RECORD EXTRACTS:
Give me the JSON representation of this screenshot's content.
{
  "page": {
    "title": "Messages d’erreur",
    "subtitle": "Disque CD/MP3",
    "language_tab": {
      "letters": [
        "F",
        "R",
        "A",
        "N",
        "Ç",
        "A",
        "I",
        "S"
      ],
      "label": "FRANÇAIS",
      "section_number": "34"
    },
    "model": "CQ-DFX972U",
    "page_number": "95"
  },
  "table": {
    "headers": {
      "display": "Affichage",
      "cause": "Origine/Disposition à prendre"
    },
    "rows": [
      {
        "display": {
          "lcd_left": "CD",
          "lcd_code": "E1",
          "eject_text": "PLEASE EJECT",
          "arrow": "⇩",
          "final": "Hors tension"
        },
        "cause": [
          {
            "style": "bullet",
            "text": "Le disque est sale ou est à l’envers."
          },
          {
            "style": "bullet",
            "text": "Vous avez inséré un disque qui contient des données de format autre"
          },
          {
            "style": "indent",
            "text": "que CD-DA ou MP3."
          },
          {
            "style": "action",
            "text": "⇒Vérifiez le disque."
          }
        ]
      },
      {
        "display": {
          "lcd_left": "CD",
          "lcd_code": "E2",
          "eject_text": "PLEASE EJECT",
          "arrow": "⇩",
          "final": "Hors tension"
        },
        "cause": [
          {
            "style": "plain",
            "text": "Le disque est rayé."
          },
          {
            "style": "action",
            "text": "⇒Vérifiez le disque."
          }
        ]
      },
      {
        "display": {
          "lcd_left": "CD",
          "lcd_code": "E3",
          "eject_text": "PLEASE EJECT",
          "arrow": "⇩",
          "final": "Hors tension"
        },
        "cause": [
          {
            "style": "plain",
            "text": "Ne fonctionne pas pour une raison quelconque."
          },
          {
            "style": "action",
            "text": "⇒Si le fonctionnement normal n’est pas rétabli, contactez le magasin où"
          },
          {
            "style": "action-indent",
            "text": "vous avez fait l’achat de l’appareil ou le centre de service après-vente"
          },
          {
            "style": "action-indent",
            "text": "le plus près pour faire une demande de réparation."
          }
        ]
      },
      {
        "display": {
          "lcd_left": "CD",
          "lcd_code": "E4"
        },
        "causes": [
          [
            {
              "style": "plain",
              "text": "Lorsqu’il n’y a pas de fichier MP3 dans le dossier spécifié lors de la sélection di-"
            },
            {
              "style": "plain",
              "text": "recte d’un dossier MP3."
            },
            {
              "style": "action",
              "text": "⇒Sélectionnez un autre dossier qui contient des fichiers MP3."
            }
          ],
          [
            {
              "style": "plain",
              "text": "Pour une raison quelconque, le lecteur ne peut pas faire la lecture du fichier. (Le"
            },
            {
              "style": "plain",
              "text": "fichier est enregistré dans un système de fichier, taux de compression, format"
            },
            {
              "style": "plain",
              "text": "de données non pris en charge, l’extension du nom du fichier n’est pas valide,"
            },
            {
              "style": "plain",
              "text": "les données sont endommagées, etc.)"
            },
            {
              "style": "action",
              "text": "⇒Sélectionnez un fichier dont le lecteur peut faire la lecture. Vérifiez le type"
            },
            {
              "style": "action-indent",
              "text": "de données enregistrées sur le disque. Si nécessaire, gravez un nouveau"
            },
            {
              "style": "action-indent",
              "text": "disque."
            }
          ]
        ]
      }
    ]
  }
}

AIM: Repeat the data exactly. Leave nothing out.

FINISHED TASK:
Give me the JSON representation of this screenshot's content.
{
  "page": {
    "title": "Messages d’erreur",
    "subtitle": "Disque CD/MP3",
    "language_tab": {
      "letters": [
        "F",
        "R",
        "A",
        "N",
        "Ç",
        "A",
        "I",
        "S"
      ],
      "label": "FRANÇAIS",
      "section_number": "34"
    },
    "model": "CQ-DFX972U",
    "page_number": "95"
  },
  "table": {
    "headers": {
      "display": "Affichage",
      "cause": "Origine/Disposition à prendre"
    },
    "rows": [
      {
        "display": {
          "lcd_left": "CD",
          "lcd_code": "E1",
          "eject_text": "PLEASE EJECT",
          "arrow": "⇩",
          "final": "Hors tension"
        },
        "cause": [
          {
            "style": "bullet",
            "text": "Le disque est sale ou est à l’envers."
          },
          {
            "style": "bullet",
            "text": "Vous avez inséré un disque qui contient des données de format autre"
          },
          {
            "style": "indent",
            "text": "que CD-DA ou MP3."
          },
          {
            "style": "action",
            "text": "⇒Vérifiez le disque."
          }
        ]
      },
      {
        "display": {
          "lcd_left": "CD",
          "lcd_code": "E2",
          "eject_text": "PLEASE EJECT",
          "arrow": "⇩",
          "final": "Hors tension"
        },
        "cause": [
          {
            "style": "plain",
            "text": "Le disque est rayé."
          },
          {
            "style": "action",
            "text": "⇒Vérifiez le disque."
          }
        ]
      },
      {
        "display": {
          "lcd_left": "CD",
          "lcd_code": "E3",
          "eject_text": "PLEASE EJECT",
          "arrow": "⇩",
          "final": "Hors tension"
        },
        "cause": [
          {
            "style": "plain",
            "text": "Ne fonctionne pas pour une raison quelconque."
          },
          {
            "style": "action",
            "text": "⇒Si le fonctionnement normal n’est pas rétabli, contactez le magasin où"
          },
          {
            "style": "action-indent",
            "text": "vous avez fait l’achat de l’appareil ou le centre de service après-vente"
          },
          {
            "style": "action-indent",
            "text": "le plus près pour faire une demande de réparation."
          }
        ]
      },
      {
        "display": {
          "lcd_left": "CD",
          "lcd_code": "E4"
        },
        "causes": [
          [
            {
              "style": "plain",
              "text": "Lorsqu’il n’y a pas de fichier MP3 dans le dossier spécifié lors de la sélection di-"
            },
            {
              "style": "plain",
              "text": "recte d’un dossier MP3."
            },
            {
              "style": "action",
              "text": "⇒Sélectionnez un autre dossier qui contient des fichiers MP3."
            }
          ],
          [
            {
              "style": "plain",
              "text": "Pour une raison quelconque, le lecteur ne peut pas faire la lecture du fichier. (Le"
            },
            {
              "style": "plain",
              "text": "fichier est enregistré dans un système de fichier, taux de compression, format"
            },
            {
              "style": "plain",
              "text": "de données non pris en charge, l’extension du nom du fichier n’est pas valide,"
            },
            {
              "style": "plain",
              "text": "les données sont endommagées, etc.)"
            },
            {
              "style": "action",
              "text": "⇒Sélectionnez un fichier dont le lecteur peut faire la lecture. Vérifiez le type"
            },
            {
              "style": "action-indent",
              "text": "de données enregistrées sur le disque. Si nécessaire, gravez un nouveau"
            },
            {
              "style": "action-indent",
              "text": "disque."
            }
          ]
        ]
      }
    ]
  }
}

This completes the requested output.